> _Prompt_
Go through the listing and pick out each line with the word "grid" in it.

> _Task input_
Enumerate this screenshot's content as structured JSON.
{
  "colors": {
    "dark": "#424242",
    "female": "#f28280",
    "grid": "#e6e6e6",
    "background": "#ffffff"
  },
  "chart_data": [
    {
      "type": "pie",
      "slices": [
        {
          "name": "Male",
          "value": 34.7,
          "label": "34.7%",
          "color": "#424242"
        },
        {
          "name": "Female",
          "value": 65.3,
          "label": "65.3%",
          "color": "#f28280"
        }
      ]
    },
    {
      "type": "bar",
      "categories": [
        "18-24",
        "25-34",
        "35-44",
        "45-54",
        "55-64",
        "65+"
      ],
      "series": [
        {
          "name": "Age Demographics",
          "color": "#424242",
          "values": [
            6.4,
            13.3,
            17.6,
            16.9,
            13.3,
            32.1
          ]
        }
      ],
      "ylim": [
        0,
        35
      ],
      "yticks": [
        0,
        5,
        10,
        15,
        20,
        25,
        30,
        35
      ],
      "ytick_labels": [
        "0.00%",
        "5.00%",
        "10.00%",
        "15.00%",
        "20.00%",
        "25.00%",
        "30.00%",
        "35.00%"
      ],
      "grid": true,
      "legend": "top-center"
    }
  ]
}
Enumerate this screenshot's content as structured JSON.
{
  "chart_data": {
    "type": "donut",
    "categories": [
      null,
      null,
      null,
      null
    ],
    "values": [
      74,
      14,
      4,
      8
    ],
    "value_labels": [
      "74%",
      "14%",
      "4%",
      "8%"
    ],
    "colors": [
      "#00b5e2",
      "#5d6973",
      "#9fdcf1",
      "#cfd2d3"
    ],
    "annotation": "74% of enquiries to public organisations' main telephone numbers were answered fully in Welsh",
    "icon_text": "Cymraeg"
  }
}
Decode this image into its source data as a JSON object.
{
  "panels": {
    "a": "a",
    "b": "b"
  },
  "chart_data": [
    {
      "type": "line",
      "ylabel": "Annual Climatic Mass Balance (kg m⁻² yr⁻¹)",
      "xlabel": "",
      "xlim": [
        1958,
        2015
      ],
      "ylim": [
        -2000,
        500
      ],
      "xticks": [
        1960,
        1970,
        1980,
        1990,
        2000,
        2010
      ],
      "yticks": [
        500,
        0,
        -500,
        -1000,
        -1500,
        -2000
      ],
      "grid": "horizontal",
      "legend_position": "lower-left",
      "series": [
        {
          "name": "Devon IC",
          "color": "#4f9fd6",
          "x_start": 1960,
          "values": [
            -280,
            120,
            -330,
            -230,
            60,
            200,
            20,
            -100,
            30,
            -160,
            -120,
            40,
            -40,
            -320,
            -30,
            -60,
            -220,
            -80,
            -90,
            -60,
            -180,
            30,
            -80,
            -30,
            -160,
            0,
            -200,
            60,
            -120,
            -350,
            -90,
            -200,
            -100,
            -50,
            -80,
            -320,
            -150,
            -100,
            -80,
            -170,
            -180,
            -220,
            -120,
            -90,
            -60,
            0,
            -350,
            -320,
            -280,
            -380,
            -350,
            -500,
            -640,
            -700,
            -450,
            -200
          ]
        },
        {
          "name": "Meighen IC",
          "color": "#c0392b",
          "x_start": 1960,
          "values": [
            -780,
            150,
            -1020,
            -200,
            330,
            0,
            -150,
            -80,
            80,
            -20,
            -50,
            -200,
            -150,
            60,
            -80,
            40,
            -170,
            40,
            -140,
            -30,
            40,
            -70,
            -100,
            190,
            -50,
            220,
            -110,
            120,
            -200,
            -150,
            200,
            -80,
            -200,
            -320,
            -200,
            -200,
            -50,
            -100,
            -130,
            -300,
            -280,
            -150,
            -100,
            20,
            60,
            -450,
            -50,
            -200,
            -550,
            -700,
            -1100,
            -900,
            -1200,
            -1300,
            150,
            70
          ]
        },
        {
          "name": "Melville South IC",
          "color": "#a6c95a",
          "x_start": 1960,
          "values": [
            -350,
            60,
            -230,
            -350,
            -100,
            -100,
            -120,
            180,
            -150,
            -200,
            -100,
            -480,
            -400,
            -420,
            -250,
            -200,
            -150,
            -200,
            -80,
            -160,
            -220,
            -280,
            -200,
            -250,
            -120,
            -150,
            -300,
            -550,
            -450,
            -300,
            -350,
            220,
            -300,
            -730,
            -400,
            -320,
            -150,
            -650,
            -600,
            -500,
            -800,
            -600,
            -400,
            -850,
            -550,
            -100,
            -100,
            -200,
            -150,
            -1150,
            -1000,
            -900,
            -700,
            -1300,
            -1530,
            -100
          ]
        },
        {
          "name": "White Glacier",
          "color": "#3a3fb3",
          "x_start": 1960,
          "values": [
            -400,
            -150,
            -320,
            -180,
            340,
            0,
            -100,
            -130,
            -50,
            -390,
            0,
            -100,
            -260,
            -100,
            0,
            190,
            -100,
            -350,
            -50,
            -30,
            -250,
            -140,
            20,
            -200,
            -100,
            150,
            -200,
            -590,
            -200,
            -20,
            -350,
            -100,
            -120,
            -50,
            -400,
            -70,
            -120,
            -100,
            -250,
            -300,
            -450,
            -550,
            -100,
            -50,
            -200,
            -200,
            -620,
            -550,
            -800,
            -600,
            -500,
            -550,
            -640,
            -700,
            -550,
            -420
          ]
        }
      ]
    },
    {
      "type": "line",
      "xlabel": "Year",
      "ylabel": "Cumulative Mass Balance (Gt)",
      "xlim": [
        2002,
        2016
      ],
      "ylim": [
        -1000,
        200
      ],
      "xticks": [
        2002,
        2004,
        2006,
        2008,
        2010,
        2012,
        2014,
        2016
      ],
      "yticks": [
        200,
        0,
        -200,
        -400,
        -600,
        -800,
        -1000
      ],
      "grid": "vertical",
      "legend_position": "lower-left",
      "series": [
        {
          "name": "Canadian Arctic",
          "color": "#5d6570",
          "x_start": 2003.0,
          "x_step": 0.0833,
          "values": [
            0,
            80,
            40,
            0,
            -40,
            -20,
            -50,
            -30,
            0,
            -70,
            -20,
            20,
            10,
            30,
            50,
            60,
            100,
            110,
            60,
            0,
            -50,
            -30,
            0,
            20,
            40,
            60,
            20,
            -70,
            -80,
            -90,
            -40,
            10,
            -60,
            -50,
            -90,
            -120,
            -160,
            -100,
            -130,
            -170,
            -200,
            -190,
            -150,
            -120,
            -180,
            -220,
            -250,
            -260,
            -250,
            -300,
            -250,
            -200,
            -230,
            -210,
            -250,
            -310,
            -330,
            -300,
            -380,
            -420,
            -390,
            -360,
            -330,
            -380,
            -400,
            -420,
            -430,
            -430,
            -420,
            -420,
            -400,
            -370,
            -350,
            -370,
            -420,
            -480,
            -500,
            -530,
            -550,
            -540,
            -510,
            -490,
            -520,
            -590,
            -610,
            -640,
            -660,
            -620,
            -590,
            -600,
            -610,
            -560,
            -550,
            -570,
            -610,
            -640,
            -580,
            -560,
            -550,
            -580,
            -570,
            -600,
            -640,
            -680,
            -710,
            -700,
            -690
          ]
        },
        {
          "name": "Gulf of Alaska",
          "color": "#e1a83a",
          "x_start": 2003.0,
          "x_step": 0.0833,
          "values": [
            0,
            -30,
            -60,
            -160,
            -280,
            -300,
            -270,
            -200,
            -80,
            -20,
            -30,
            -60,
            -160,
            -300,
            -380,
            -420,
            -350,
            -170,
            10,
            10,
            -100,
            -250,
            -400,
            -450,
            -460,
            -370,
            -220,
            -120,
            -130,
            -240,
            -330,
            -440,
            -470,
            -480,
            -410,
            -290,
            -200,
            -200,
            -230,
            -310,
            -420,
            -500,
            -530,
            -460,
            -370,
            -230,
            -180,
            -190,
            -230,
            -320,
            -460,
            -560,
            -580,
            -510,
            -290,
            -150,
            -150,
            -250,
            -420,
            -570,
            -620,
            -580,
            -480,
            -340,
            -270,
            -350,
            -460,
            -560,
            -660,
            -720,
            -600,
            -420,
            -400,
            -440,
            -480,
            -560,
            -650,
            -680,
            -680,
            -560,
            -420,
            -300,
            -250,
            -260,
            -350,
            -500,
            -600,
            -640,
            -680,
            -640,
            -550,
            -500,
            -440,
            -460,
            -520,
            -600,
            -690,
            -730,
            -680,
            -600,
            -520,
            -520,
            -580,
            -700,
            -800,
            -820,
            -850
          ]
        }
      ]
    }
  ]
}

> _Task result_
    "grid": "#e6e6e6",
      "grid": true,
      "grid": "horizontal",
      "grid": "vertical",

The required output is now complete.